Optionally individual tuple elements can be named, e.g.,
global xs: tuple<first: uint8, second: string> = (1, "a");
assert xs[0] == xs.first;
assert xs[1] == xs.second;
Containers
Spicy provides data structures for lists
(vector),
and associative containers
(set,
map).
The element types can be inferred automatically, or specified explicitly. All of the following forms are equivalent:
global a1 = vector(1, 2, 3);
global a2 = vector<uint64>(1, 2, 3);
global a3: vector<uint64> = vector(1, 2, 3);
global b1 = set(1, 2, 3);
global b2 = set<uint64>(1, 2, 3);
global b3: set<uint64> = set(1, 2, 3);
global c1 = map("a": 1, "b": 2, "c": 3);
global c2 = map<string, uint64>("a": 1, "b": 2, "c": 3);
global c3: map<string, uint64> = map("a": 1, "b": 2, "c": 3);
All collection types can be iterated.

Labeled region entries>
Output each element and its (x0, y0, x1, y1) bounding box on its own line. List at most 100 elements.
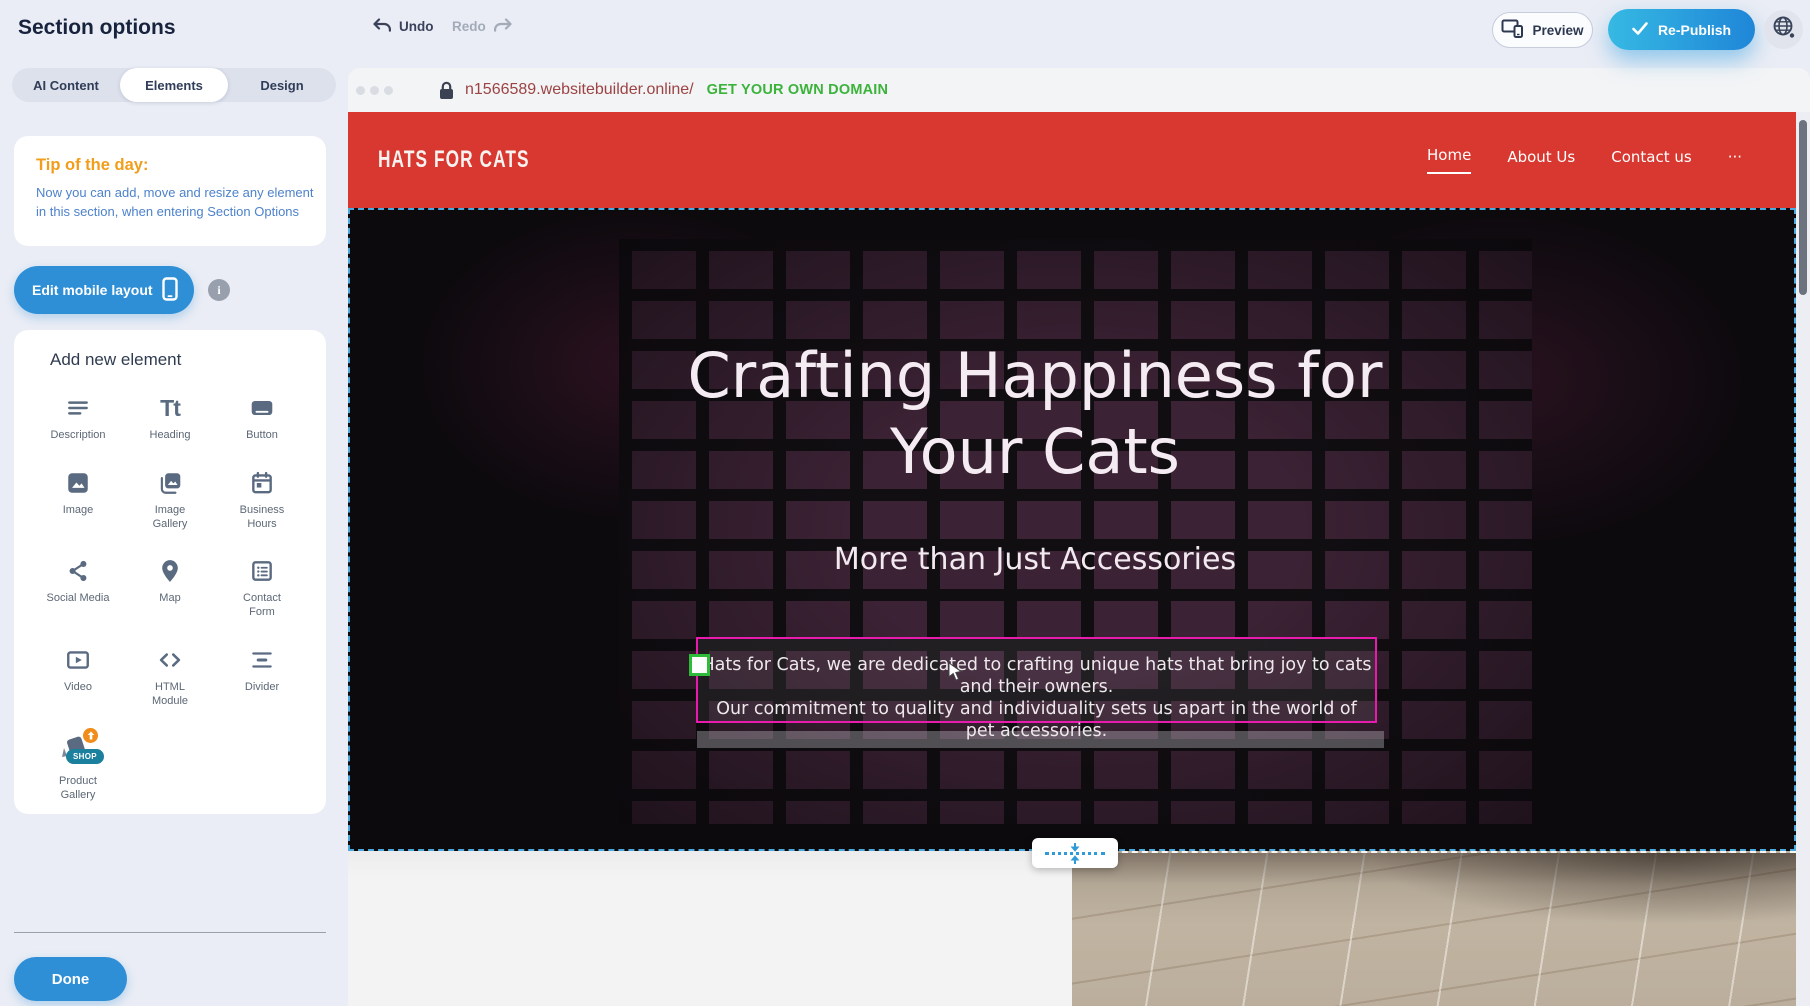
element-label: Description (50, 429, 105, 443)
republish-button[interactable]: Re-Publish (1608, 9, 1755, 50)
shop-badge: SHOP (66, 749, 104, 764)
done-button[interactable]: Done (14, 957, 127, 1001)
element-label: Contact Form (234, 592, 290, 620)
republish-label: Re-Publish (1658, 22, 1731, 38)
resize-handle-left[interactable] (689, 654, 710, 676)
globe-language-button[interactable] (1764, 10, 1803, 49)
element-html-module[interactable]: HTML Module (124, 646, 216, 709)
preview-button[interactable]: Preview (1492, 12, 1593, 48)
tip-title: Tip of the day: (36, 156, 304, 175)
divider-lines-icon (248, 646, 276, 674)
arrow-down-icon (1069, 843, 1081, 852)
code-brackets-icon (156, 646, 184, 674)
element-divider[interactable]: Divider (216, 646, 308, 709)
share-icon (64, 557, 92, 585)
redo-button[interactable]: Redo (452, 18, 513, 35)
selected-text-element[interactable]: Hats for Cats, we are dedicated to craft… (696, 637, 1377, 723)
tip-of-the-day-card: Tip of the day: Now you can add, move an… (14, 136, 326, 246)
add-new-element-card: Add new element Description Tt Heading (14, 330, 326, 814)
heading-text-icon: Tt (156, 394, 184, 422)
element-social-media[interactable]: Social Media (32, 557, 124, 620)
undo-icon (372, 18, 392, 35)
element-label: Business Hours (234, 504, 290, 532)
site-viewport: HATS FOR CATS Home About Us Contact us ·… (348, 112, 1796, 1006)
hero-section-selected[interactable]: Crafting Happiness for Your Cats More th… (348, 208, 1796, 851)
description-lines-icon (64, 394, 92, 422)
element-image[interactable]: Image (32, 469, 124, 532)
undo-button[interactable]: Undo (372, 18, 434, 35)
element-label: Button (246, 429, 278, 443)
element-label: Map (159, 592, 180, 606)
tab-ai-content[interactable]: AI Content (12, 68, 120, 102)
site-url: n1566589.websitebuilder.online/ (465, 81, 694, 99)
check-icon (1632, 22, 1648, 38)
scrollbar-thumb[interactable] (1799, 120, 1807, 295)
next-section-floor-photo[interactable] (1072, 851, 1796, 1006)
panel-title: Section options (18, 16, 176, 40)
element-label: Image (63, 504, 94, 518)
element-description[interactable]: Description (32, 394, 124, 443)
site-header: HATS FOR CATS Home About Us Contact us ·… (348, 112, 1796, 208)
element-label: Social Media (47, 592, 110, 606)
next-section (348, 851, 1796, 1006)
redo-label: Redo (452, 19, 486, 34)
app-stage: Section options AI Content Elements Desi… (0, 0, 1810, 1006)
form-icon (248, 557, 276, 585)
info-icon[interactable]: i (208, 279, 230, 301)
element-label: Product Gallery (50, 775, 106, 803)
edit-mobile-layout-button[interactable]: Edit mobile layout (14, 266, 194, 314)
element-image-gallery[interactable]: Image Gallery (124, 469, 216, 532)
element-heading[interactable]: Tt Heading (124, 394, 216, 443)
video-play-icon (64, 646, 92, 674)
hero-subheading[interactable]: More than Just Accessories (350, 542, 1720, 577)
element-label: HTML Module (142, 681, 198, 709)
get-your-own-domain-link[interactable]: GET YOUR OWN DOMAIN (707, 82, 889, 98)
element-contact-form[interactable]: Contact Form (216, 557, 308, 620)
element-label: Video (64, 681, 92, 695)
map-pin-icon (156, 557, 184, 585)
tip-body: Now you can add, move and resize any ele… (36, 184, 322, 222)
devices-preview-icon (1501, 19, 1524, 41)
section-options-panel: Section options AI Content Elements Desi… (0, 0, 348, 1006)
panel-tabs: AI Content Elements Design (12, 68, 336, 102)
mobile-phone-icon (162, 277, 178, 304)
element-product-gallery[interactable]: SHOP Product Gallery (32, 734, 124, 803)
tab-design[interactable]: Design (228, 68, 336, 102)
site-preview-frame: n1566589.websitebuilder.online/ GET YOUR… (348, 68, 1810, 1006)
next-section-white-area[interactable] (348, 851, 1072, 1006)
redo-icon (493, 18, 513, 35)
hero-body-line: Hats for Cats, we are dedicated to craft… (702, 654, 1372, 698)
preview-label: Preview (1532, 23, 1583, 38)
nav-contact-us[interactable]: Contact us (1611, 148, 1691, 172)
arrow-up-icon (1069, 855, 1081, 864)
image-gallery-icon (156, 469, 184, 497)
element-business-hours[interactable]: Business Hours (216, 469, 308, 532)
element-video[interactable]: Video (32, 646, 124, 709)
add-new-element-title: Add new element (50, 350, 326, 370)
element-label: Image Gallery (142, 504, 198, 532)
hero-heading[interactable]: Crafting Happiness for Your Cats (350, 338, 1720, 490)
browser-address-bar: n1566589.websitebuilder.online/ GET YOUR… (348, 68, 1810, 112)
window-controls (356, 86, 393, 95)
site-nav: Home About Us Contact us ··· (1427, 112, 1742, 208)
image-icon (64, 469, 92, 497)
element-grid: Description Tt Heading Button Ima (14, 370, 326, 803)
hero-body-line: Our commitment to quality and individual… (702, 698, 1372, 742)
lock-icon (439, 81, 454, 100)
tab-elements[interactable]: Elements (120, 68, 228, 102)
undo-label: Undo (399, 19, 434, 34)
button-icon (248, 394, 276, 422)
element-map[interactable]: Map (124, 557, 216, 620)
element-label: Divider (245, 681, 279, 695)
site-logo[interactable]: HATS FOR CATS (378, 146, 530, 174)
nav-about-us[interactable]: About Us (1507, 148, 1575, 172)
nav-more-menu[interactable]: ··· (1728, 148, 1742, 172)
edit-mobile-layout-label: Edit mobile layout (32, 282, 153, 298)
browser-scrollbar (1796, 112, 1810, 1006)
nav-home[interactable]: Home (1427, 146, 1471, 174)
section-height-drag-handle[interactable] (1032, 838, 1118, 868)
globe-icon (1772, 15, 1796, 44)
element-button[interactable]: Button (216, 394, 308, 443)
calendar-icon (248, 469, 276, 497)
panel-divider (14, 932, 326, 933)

--

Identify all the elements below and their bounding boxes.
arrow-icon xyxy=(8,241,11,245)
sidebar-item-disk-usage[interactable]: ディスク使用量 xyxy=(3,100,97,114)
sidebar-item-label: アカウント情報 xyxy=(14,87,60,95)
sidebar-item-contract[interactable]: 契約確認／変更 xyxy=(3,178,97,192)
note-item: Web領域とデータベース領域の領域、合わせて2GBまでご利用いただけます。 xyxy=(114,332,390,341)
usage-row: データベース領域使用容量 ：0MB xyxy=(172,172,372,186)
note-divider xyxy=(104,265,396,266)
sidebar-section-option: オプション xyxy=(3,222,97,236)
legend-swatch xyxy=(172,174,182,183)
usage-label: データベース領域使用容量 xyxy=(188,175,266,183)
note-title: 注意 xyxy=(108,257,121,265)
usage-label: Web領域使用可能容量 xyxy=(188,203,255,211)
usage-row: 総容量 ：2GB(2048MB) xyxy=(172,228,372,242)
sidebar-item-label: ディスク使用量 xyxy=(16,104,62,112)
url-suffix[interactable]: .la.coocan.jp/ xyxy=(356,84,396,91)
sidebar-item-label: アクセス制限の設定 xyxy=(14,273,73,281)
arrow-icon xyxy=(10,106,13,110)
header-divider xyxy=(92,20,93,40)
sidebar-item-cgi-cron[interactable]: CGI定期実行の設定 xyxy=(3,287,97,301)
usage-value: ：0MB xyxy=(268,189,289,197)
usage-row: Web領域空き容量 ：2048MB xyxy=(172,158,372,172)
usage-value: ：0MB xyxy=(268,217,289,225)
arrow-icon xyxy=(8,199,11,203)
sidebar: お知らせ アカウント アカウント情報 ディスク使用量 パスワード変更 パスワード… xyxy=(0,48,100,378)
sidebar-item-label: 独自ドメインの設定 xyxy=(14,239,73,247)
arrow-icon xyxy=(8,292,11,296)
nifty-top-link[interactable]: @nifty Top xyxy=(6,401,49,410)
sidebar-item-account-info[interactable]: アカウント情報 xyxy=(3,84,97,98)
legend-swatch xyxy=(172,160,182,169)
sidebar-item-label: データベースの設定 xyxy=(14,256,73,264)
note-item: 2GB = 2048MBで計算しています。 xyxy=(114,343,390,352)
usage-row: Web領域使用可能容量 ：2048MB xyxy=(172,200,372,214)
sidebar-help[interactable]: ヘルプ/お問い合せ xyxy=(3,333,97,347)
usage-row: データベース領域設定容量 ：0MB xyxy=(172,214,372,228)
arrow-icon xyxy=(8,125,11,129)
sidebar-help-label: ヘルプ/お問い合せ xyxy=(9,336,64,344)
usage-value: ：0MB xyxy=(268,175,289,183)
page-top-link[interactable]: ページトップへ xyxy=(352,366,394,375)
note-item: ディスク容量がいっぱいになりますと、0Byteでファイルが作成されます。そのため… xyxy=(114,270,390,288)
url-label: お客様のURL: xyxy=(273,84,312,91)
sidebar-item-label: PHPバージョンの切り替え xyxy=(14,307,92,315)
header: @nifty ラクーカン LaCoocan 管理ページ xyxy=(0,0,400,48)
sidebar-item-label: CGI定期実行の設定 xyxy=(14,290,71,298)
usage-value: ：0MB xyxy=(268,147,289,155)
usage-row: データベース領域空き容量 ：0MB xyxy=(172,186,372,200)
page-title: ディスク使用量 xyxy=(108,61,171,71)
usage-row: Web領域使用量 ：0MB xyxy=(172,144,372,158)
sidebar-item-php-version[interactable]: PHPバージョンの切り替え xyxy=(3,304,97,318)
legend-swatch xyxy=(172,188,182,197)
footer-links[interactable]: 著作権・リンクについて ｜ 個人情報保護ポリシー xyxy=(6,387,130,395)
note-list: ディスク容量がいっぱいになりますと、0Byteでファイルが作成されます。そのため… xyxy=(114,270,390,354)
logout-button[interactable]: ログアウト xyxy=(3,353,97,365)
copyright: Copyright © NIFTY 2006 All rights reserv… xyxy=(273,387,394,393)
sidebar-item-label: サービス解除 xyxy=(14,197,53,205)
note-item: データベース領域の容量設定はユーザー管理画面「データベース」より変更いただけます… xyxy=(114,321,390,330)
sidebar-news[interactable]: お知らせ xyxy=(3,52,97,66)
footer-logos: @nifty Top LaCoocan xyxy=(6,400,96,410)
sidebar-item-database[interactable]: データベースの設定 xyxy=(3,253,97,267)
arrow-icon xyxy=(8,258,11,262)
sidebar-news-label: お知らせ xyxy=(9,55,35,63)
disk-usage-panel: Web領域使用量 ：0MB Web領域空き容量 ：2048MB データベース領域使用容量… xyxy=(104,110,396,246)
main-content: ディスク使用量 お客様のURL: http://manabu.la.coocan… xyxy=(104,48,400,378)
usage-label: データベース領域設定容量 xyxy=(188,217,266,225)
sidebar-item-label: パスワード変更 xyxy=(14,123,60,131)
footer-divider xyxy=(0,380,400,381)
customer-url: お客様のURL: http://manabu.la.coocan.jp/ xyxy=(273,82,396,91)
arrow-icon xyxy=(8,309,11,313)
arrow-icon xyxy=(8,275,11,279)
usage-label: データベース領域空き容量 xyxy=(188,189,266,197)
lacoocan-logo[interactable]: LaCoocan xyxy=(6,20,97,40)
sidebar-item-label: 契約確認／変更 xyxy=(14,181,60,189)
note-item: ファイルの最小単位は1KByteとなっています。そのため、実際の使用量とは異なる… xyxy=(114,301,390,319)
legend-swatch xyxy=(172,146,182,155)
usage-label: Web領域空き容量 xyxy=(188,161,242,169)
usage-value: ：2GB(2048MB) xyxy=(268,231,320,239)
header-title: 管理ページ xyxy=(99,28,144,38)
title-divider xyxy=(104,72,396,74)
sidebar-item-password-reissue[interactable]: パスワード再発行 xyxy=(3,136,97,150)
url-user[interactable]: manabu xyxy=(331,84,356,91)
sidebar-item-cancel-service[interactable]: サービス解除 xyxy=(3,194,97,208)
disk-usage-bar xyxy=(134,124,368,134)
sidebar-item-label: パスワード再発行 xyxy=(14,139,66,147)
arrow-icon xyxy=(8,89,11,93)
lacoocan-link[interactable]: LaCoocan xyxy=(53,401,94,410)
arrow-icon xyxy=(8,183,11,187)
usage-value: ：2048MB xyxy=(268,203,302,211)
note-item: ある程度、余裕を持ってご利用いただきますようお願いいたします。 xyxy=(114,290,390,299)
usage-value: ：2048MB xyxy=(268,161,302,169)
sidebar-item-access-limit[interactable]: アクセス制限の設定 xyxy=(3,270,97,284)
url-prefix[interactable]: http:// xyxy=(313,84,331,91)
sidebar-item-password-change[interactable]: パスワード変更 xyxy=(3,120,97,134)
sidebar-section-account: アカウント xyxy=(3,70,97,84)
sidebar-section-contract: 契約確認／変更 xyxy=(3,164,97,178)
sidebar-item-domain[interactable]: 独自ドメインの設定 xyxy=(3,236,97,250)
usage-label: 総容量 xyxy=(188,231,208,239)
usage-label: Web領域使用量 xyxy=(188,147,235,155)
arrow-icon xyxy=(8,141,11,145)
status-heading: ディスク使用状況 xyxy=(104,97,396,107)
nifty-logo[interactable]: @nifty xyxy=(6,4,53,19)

The exercise> Can you continue the passage on Spicy tuples and containers, starting right after its final sentence? These items come from a separate source.

The reply>
for (x in vector(1, 2, 3)) {
print x;
}
for (x in set(1, 2, 3)) {
print x;
}
# Map iteration yields a (key, value) `tuple`.
for (x in map("a": 1, "b": 2, "c": 1)) {
print x, x[0], x[1];
}
Indexing into collections and iterators is checked at runtime.
Use |..| like in Zeek to obtain the number of elements in a collection, e.g.,
assert |vector(1, 2, 3)| == 3;
To check whether a set or map contains a given key use the in operator.
assert 1 in set(1, 2, 3);
assert "a" in map("a": 1, "b": 2, "c": 1)
User-defined types
Enums and structs are user-defined data types which allow you to give data semantic meaning.
Enums
Enumerations map integer values to a list of labels.
By default enum labels are numbered 0, ...
type X = enum { A, B, C, };
local b: X = X(1); # `X::B`.
assert 1 == cast<uint64>(b);
One can override the default label numbering.
Providing values for either all or no labels tends to lead to more maintainable code. Spicy still allows providing values for only a subset of labels.
type X = enum {
A = 1,
B = 2,
C = 3,
};
By default enum values are initialized with the implicit Undef label.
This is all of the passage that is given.